__WORK TO DO__: Copy all lines in which the word "this" can be found.

Figure content listings:
......
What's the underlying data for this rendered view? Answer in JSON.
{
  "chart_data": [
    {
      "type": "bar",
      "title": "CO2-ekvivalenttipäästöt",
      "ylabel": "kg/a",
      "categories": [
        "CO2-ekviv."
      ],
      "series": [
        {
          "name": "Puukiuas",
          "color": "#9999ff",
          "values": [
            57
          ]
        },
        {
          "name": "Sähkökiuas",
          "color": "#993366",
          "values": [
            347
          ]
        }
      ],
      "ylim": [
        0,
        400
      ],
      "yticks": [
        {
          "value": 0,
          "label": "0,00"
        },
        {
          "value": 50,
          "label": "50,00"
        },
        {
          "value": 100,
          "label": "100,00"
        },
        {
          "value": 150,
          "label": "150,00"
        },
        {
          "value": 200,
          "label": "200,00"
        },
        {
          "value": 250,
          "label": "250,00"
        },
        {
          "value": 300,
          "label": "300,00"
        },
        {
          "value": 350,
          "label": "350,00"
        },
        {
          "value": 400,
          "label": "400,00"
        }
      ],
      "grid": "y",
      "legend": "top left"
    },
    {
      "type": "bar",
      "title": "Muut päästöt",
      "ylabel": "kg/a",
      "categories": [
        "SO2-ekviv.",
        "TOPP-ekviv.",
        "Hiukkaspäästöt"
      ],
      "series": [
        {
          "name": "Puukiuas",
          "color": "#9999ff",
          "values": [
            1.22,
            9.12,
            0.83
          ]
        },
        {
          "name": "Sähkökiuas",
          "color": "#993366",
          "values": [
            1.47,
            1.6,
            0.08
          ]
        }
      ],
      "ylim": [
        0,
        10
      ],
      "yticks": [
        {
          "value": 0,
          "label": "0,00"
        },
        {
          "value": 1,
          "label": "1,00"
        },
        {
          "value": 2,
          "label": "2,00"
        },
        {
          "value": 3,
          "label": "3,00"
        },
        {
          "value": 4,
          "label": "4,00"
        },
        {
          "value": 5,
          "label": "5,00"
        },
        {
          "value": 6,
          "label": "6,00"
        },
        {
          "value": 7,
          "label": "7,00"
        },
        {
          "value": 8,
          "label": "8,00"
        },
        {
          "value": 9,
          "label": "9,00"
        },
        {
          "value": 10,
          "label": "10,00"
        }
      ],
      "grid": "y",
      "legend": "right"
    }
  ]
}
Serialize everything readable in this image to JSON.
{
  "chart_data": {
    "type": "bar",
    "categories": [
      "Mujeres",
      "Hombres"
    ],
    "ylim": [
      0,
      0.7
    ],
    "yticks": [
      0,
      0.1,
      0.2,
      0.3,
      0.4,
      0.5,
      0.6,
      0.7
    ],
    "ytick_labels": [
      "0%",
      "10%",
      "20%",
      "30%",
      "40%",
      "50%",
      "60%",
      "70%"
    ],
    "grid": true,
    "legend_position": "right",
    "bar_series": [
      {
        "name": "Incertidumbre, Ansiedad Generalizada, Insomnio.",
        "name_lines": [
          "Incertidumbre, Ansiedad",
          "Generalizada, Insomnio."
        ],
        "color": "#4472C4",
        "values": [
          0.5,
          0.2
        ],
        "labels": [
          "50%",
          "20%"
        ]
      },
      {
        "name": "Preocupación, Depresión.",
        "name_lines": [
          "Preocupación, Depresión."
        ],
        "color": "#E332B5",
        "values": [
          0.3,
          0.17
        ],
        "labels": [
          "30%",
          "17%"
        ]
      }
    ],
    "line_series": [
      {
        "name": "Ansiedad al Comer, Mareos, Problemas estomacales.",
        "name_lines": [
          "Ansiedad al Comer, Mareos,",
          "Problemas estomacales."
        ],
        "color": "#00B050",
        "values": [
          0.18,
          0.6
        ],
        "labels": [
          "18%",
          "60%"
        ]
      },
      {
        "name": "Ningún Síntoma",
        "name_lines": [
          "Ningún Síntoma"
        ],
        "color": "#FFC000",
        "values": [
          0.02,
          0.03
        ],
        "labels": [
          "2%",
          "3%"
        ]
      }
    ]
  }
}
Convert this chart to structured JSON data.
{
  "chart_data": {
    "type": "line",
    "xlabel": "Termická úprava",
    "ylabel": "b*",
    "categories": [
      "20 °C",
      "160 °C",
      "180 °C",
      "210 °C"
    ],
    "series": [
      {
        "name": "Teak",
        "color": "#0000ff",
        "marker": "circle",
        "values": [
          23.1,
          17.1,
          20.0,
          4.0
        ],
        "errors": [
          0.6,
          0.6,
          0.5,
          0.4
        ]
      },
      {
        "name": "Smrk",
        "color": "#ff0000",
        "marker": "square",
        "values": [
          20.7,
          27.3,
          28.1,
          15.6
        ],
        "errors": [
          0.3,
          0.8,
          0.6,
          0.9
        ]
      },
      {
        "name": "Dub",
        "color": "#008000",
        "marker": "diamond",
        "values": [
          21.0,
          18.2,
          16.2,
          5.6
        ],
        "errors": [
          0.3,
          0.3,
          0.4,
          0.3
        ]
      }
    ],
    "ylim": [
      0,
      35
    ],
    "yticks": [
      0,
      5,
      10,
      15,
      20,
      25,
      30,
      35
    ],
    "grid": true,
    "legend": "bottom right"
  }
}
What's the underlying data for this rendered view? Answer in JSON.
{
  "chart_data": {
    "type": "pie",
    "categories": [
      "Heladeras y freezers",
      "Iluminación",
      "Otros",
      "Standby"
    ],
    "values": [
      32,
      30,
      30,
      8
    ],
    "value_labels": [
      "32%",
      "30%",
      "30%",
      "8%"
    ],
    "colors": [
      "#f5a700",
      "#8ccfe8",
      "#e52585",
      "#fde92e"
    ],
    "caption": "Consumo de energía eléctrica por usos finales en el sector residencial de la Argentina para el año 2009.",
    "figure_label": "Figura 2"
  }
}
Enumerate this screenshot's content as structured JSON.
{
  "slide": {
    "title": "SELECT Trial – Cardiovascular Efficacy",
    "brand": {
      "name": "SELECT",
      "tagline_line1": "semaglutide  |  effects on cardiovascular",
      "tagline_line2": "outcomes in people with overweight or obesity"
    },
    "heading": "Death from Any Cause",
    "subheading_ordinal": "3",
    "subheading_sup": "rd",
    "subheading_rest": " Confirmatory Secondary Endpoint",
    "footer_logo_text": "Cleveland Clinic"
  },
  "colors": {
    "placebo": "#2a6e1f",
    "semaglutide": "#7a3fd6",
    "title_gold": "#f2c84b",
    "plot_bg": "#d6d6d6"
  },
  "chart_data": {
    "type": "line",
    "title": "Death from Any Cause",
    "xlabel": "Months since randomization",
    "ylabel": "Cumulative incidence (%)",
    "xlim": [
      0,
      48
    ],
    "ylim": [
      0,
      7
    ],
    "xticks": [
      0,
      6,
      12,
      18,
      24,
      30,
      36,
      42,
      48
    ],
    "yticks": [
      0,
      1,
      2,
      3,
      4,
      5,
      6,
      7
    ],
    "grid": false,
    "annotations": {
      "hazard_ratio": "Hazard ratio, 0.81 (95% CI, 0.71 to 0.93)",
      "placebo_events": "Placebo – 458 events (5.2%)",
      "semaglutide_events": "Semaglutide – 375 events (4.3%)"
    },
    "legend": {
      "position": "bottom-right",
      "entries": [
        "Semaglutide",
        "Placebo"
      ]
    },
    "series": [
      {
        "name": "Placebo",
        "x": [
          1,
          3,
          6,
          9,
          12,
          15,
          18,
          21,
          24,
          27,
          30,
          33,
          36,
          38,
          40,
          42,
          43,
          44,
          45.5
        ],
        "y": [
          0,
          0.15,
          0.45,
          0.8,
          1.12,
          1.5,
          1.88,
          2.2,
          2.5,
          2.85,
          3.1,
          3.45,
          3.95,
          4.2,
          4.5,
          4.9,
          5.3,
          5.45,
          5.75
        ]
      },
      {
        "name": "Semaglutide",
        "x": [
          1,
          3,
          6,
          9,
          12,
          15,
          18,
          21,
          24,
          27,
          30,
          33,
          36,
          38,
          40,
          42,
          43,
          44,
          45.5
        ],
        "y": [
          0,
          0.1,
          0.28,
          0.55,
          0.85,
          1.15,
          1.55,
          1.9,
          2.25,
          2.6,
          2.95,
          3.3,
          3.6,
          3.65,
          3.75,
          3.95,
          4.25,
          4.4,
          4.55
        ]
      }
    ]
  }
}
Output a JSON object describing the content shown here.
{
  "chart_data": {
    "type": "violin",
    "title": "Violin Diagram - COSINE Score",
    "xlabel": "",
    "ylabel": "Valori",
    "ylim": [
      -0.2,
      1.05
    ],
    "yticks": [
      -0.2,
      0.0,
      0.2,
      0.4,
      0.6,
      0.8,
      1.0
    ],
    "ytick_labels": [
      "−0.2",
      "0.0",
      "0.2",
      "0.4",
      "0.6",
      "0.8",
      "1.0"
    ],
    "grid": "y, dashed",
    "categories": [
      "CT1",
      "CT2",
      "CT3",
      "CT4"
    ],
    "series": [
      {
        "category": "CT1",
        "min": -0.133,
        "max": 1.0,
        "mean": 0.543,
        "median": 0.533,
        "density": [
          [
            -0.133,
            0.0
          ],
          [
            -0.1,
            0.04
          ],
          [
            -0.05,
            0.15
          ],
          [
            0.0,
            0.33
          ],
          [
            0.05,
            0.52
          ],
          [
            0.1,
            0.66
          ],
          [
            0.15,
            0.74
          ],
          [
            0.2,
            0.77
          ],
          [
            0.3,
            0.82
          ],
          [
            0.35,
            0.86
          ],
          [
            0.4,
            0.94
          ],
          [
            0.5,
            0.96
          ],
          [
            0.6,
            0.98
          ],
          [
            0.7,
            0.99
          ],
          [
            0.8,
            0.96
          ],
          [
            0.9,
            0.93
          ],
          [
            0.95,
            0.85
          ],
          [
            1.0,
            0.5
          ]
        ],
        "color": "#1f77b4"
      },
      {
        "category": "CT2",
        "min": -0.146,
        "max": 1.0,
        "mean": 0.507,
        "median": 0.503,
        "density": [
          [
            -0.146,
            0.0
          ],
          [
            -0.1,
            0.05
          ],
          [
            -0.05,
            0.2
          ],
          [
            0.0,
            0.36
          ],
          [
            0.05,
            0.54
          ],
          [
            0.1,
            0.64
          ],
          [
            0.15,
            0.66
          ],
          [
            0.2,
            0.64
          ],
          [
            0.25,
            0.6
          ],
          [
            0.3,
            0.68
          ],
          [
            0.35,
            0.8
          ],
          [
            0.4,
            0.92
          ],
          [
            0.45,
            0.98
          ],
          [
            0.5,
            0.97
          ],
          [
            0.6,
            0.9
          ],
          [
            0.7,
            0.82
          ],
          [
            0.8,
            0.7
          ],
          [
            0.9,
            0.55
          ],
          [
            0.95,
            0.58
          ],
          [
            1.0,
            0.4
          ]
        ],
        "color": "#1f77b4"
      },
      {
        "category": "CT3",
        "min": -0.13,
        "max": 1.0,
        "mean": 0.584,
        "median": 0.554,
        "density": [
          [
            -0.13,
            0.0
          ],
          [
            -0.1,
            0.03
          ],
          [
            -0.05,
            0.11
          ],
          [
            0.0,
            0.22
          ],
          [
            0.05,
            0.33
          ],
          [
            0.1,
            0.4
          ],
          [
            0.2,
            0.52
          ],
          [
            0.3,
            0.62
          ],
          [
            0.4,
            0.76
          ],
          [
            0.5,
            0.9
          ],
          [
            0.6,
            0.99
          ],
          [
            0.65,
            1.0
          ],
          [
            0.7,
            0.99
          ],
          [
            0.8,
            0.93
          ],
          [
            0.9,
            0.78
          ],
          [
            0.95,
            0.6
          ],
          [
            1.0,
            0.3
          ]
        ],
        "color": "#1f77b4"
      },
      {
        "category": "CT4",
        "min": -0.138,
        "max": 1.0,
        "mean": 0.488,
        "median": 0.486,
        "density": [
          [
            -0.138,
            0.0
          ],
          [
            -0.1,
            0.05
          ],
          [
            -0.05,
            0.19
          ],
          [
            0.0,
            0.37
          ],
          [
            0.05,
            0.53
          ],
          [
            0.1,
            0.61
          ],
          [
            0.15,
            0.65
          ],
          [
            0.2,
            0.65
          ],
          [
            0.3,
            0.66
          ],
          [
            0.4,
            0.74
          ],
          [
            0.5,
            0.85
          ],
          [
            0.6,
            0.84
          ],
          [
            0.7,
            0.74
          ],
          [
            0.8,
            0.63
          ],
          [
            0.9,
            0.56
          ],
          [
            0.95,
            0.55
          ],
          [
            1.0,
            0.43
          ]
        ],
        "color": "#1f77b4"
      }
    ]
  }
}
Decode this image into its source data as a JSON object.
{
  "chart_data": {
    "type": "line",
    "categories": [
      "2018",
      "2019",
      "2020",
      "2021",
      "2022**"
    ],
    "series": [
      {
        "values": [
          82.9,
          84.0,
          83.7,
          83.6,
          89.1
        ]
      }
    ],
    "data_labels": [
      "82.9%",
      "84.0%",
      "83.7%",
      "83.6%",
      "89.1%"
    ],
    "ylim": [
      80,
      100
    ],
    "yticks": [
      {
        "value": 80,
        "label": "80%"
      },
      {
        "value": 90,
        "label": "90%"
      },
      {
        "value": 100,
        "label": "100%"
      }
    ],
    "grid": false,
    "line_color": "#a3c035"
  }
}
......
__FULL ANSWER__:
What's the underlying data for this rendered view? Answer in JSON.
Serialize everything readable in this image to JSON.
Convert this chart to structured JSON data.
What's the underlying data for this rendered view? Answer in JSON.
Enumerate this screenshot's content as structured JSON.
Decode this image into its source data as a JSON object.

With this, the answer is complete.